### Your task
Reproduce the data exactly.

### Data excerpts
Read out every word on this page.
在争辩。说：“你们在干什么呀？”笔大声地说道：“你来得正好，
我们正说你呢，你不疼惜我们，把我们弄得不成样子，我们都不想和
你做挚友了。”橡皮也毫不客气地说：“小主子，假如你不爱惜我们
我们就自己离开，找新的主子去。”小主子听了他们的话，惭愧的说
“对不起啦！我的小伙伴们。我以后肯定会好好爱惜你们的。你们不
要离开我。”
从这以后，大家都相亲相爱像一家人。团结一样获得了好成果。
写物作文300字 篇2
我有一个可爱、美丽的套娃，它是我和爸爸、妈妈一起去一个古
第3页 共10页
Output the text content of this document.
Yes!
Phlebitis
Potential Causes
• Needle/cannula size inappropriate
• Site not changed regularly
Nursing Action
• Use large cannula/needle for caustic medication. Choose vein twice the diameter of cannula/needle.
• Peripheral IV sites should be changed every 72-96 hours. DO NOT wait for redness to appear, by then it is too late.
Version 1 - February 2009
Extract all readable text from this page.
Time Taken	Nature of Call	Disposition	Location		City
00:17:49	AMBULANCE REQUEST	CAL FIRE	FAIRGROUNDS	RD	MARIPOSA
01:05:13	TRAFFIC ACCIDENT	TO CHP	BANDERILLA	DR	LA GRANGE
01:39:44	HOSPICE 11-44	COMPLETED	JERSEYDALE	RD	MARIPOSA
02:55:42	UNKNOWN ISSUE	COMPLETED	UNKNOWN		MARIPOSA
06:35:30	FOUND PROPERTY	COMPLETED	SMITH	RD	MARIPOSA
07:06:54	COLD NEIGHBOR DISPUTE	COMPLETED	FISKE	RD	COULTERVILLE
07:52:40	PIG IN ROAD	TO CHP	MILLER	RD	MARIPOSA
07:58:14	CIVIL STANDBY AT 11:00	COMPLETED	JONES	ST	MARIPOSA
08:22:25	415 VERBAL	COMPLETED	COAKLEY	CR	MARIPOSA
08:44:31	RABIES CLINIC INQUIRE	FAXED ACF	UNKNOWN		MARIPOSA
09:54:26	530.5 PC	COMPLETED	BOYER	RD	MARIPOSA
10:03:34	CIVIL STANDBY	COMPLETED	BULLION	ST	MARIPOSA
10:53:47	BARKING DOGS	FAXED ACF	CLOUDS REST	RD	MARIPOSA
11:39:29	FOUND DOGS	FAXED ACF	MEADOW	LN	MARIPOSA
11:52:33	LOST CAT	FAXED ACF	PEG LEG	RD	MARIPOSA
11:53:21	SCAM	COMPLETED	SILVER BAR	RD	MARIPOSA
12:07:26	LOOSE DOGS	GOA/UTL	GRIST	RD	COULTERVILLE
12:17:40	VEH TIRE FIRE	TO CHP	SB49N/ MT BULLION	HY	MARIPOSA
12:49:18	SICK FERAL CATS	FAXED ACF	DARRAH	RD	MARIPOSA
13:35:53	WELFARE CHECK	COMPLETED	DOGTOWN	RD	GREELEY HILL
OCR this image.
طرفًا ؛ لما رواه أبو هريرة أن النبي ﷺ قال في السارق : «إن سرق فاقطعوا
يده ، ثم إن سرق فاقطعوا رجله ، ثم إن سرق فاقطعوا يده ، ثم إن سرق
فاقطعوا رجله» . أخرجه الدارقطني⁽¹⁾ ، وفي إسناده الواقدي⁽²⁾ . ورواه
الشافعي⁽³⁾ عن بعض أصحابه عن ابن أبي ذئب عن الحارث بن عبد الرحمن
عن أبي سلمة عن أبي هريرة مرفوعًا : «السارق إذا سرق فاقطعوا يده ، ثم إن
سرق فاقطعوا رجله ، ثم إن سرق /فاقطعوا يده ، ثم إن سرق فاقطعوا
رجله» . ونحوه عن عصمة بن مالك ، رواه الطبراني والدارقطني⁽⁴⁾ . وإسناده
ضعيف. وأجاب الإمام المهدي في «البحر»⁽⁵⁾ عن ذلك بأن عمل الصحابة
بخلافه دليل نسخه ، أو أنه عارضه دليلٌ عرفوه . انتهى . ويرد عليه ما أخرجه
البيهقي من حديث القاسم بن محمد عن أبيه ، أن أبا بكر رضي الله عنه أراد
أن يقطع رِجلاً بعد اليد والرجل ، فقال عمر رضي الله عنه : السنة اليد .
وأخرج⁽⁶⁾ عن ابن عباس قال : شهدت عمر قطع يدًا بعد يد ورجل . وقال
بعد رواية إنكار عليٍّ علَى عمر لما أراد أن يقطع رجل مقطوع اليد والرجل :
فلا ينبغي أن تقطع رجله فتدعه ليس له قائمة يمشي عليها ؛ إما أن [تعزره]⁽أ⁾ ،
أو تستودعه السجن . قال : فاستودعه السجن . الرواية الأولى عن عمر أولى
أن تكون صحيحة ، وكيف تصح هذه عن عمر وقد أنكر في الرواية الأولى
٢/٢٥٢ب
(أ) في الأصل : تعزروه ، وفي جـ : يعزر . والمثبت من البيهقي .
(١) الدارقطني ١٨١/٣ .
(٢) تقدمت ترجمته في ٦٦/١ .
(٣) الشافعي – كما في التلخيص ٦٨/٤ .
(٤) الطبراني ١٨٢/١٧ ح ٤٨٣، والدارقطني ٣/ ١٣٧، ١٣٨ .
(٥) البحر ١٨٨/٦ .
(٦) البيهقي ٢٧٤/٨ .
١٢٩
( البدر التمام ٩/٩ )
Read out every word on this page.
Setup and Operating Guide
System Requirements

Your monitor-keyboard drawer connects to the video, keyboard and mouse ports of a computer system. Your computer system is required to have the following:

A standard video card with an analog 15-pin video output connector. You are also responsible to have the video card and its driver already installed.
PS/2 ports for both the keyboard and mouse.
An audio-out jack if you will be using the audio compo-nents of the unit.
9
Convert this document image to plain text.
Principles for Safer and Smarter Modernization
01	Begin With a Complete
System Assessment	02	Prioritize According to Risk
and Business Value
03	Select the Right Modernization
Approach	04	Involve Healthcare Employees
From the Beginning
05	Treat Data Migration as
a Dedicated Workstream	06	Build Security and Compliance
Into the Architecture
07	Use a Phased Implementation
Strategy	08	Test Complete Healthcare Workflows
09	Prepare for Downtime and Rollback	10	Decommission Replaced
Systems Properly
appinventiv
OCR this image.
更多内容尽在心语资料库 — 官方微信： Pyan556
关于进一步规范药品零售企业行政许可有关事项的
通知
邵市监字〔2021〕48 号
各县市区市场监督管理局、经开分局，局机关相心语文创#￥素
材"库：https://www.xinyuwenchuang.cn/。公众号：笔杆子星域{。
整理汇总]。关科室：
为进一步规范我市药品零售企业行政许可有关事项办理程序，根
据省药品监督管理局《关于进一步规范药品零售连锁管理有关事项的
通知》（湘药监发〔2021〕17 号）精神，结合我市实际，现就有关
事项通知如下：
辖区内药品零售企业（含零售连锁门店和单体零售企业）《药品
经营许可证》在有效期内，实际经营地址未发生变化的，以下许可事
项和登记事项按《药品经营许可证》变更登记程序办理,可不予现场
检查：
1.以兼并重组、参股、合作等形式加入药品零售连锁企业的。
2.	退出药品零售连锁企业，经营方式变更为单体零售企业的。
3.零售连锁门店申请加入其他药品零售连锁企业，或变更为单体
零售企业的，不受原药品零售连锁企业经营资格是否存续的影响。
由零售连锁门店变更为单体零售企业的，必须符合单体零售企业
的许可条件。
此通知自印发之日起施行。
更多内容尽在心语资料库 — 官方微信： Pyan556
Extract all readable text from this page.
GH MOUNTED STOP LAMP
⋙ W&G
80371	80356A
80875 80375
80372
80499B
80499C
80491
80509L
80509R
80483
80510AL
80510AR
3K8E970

### Solution for this problem
Read out every word on this page.
在争辩。说：“你们在干什么呀？”笔大声地说道：“你来得正好，
我们正说你呢，你不疼惜我们，把我们弄得不成样子，我们都不想和
你做挚友了。”橡皮也毫不客气地说：“小主子，假如你不爱惜我们
我们就自己离开，找新的主子去。”小主子听了他们的话，惭愧的说
“对不起啦！我的小伙伴们。我以后肯定会好好爱惜你们的。你们不
要离开我。”
从这以后，大家都相亲相爱像一家人。团结一样获得了好成果。
写物作文300字 篇2
我有一个可爱、美丽的套娃，它是我和爸爸、妈妈一起去一个古
第3页 共10页
Output the text content of this document.
Yes!
Phlebitis
Potential Causes
• Needle/cannula size inappropriate
• Site not changed regularly
Nursing Action
• Use large cannula/needle for caustic medication. Choose vein twice the diameter of cannula/needle.
• Peripheral IV sites should be changed every 72-96 hours. DO NOT wait for redness to appear, by then it is too late.
Version 1 - February 2009
Extract all readable text from this page.
Time Taken	Nature of Call	Disposition	Location		City
00:17:49	AMBULANCE REQUEST	CAL FIRE	FAIRGROUNDS	RD	MARIPOSA
01:05:13	TRAFFIC ACCIDENT	TO CHP	BANDERILLA	DR	LA GRANGE
01:39:44	HOSPICE 11-44	COMPLETED	JERSEYDALE	RD	MARIPOSA
02:55:42	UNKNOWN ISSUE	COMPLETED	UNKNOWN		MARIPOSA
06:35:30	FOUND PROPERTY	COMPLETED	SMITH	RD	MARIPOSA
07:06:54	COLD NEIGHBOR DISPUTE	COMPLETED	FISKE	RD	COULTERVILLE
07:52:40	PIG IN ROAD	TO CHP	MILLER	RD	MARIPOSA
07:58:14	CIVIL STANDBY AT 11:00	COMPLETED	JONES	ST	MARIPOSA
08:22:25	415 VERBAL	COMPLETED	COAKLEY	CR	MARIPOSA
08:44:31	RABIES CLINIC INQUIRE	FAXED ACF	UNKNOWN		MARIPOSA
09:54:26	530.5 PC	COMPLETED	BOYER	RD	MARIPOSA
10:03:34	CIVIL STANDBY	COMPLETED	BULLION	ST	MARIPOSA
10:53:47	BARKING DOGS	FAXED ACF	CLOUDS REST	RD	MARIPOSA
11:39:29	FOUND DOGS	FAXED ACF	MEADOW	LN	MARIPOSA
11:52:33	LOST CAT	FAXED ACF	PEG LEG	RD	MARIPOSA
11:53:21	SCAM	COMPLETED	SILVER BAR	RD	MARIPOSA
12:07:26	LOOSE DOGS	GOA/UTL	GRIST	RD	COULTERVILLE
12:17:40	VEH TIRE FIRE	TO CHP	SB49N/ MT BULLION	HY	MARIPOSA
12:49:18	SICK FERAL CATS	FAXED ACF	DARRAH	RD	MARIPOSA
13:35:53	WELFARE CHECK	COMPLETED	DOGTOWN	RD	GREELEY HILL
OCR this image.
طرفًا ؛ لما رواه أبو هريرة أن النبي ﷺ قال في السارق : «إن سرق فاقطعوا
يده ، ثم إن سرق فاقطعوا رجله ، ثم إن سرق فاقطعوا يده ، ثم إن سرق
فاقطعوا رجله» . أخرجه الدارقطني⁽¹⁾ ، وفي إسناده الواقدي⁽²⁾ . ورواه
الشافعي⁽³⁾ عن بعض أصحابه عن ابن أبي ذئب عن الحارث بن عبد الرحمن
عن أبي سلمة عن أبي هريرة مرفوعًا : «السارق إذا سرق فاقطعوا يده ، ثم إن
سرق فاقطعوا رجله ، ثم إن سرق /فاقطعوا يده ، ثم إن سرق فاقطعوا
رجله» . ونحوه عن عصمة بن مالك ، رواه الطبراني والدارقطني⁽⁴⁾ . وإسناده
ضعيف. وأجاب الإمام المهدي في «البحر»⁽⁵⁾ عن ذلك بأن عمل الصحابة
بخلافه دليل نسخه ، أو أنه عارضه دليلٌ عرفوه . انتهى . ويرد عليه ما أخرجه
البيهقي من حديث القاسم بن محمد عن أبيه ، أن أبا بكر رضي الله عنه أراد
أن يقطع رِجلاً بعد اليد والرجل ، فقال عمر رضي الله عنه : السنة اليد .
وأخرج⁽⁶⁾ عن ابن عباس قال : شهدت عمر قطع يدًا بعد يد ورجل . وقال
بعد رواية إنكار عليٍّ علَى عمر لما أراد أن يقطع رجل مقطوع اليد والرجل :
فلا ينبغي أن تقطع رجله فتدعه ليس له قائمة يمشي عليها ؛ إما أن [تعزره]⁽أ⁾ ،
أو تستودعه السجن . قال : فاستودعه السجن . الرواية الأولى عن عمر أولى
أن تكون صحيحة ، وكيف تصح هذه عن عمر وقد أنكر في الرواية الأولى
٢/٢٥٢ب
(أ) في الأصل : تعزروه ، وفي جـ : يعزر . والمثبت من البيهقي .
(١) الدارقطني ١٨١/٣ .
(٢) تقدمت ترجمته في ٦٦/١ .
(٣) الشافعي – كما في التلخيص ٦٨/٤ .
(٤) الطبراني ١٨٢/١٧ ح ٤٨٣، والدارقطني ٣/ ١٣٧، ١٣٨ .
(٥) البحر ١٨٨/٦ .
(٦) البيهقي ٢٧٤/٨ .
١٢٩
( البدر التمام ٩/٩ )
Read out every word on this page.
Setup and Operating Guide
System Requirements

Your monitor-keyboard drawer connects to the video, keyboard and mouse ports of a computer system. Your computer system is required to have the following:

A standard video card with an analog 15-pin video output connector. You are also responsible to have the video card and its driver already installed.
PS/2 ports for both the keyboard and mouse.
An audio-out jack if you will be using the audio compo-nents of the unit.
9
Convert this document image to plain text.
Principles for Safer and Smarter Modernization
01	Begin With a Complete
System Assessment	02	Prioritize According to Risk
and Business Value
03	Select the Right Modernization
Approach	04	Involve Healthcare Employees
From the Beginning
05	Treat Data Migration as
a Dedicated Workstream	06	Build Security and Compliance
Into the Architecture
07	Use a Phased Implementation
Strategy	08	Test Complete Healthcare Workflows
09	Prepare for Downtime and Rollback	10	Decommission Replaced
Systems Properly
appinventiv
OCR this image.
更多内容尽在心语资料库 — 官方微信： Pyan556
关于进一步规范药品零售企业行政许可有关事项的
通知
邵市监字〔2021〕48 号
各县市区市场监督管理局、经开分局，局机关相心语文创#￥素
材"库：https://www.xinyuwenchuang.cn/。公众号：笔杆子星域{。
整理汇总]。关科室：
为进一步规范我市药品零售企业行政许可有关事项办理程序，根
据省药品监督管理局《关于进一步规范药品零售连锁管理有关事项的
通知》（湘药监发〔2021〕17 号）精神，结合我市实际，现就有关
事项通知如下：
辖区内药品零售企业（含零售连锁门店和单体零售企业）《药品
经营许可证》在有效期内，实际经营地址未发生变化的，以下许可事
项和登记事项按《药品经营许可证》变更登记程序办理,可不予现场
检查：
1.以兼并重组、参股、合作等形式加入药品零售连锁企业的。
2.	退出药品零售连锁企业，经营方式变更为单体零售企业的。
3.零售连锁门店申请加入其他药品零售连锁企业，或变更为单体
零售企业的，不受原药品零售连锁企业经营资格是否存续的影响。
由零售连锁门店变更为单体零售企业的，必须符合单体零售企业
的许可条件。
此通知自印发之日起施行。
更多内容尽在心语资料库 — 官方微信： Pyan556
Extract all readable text from this page.
GH MOUNTED STOP LAMP
⋙ W&G
80371	80356A
80875 80375
80372
80499B
80499C
80491
80509L
80509R
80483
80510AL
80510AR
3K8E970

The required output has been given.